═══ Task inputs

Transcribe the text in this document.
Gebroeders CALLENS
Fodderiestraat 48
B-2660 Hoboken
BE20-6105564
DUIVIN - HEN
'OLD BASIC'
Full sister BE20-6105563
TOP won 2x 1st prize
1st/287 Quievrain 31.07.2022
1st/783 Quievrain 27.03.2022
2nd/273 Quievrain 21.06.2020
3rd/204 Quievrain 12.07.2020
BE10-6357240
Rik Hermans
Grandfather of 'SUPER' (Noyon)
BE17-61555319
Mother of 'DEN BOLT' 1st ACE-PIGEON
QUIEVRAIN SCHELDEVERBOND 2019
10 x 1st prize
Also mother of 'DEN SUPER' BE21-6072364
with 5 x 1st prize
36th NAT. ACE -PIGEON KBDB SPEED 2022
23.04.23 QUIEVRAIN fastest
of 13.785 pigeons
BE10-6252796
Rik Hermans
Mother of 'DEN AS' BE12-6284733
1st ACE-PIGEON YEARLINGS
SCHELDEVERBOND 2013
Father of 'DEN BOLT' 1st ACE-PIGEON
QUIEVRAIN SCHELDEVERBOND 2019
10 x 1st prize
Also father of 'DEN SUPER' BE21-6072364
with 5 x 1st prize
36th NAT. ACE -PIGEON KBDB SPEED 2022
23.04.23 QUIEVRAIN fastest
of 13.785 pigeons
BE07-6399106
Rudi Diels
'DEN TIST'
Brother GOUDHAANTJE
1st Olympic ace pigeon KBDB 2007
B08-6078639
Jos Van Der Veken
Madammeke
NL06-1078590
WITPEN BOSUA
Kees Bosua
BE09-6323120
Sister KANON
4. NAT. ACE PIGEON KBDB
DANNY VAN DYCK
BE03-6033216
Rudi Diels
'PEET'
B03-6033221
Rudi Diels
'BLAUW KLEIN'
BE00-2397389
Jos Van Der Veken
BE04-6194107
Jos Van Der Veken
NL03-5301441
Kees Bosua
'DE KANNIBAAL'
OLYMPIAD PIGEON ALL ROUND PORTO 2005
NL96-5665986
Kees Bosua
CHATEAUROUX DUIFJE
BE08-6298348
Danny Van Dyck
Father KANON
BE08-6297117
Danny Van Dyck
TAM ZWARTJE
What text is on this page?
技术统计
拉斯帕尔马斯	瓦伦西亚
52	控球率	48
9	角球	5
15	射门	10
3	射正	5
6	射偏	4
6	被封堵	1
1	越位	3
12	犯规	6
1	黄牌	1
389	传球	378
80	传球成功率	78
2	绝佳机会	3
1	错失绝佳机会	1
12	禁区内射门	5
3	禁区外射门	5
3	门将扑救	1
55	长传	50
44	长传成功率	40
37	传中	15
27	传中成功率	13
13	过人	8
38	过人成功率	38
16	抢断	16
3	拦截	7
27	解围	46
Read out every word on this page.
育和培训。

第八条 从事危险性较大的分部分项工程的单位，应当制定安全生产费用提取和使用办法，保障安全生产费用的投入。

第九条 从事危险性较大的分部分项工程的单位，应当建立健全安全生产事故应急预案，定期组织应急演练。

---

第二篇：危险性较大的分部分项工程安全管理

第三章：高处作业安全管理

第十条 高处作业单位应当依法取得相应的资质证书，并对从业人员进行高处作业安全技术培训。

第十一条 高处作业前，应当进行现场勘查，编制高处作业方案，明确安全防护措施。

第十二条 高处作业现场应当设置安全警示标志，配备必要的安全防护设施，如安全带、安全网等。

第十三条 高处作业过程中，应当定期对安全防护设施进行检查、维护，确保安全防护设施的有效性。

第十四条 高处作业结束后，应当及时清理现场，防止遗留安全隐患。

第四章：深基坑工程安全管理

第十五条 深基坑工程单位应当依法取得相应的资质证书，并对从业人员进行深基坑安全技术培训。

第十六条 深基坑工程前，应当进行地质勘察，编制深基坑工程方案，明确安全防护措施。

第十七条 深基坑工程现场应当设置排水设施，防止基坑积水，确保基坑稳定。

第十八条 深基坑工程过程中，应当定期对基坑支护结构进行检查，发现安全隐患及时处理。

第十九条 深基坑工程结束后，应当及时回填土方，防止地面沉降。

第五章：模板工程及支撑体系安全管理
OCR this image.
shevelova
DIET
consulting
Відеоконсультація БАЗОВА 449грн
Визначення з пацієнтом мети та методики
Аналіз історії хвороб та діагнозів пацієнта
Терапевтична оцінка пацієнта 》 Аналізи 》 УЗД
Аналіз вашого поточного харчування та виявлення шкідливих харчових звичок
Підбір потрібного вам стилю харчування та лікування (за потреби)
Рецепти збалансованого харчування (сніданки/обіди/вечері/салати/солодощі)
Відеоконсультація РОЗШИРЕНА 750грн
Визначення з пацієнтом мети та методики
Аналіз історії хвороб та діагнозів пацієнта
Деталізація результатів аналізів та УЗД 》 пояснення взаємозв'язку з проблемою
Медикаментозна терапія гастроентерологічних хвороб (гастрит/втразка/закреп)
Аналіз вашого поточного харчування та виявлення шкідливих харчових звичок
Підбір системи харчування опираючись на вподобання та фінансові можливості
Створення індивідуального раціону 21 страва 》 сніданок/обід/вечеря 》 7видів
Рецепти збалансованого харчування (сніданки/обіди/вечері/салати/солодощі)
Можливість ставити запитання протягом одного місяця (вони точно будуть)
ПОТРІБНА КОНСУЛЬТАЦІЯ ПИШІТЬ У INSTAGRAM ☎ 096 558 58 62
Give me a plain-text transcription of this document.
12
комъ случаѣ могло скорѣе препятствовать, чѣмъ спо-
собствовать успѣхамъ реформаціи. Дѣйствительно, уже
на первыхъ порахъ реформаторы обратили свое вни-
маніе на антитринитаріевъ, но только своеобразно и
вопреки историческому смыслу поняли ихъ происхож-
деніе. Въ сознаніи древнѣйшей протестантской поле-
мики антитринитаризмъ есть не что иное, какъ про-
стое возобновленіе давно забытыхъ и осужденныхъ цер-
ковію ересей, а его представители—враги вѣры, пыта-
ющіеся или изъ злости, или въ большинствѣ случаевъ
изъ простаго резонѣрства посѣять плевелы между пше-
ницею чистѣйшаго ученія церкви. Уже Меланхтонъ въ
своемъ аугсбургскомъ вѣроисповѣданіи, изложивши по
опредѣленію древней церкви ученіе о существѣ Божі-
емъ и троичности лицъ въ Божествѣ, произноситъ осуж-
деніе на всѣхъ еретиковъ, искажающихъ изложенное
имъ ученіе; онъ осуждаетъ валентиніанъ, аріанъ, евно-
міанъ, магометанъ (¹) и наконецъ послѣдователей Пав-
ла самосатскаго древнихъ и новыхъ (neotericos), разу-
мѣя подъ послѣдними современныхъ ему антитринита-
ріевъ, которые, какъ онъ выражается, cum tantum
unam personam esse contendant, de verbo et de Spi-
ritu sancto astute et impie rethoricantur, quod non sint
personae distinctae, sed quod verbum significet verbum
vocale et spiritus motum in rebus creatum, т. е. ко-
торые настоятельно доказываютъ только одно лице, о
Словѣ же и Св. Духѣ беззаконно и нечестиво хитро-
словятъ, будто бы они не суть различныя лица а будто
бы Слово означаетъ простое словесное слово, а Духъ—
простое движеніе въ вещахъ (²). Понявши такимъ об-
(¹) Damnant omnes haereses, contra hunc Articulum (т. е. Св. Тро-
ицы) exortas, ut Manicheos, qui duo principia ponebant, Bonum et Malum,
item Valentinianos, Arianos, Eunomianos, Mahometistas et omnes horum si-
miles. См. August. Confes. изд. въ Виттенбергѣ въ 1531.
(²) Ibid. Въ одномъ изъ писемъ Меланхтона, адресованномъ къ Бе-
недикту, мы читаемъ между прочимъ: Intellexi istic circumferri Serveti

══════

* **Work to complete**
Count every line above that holds the word "ученіе", and state the number and nothing more.

* **Response to this exercise**
2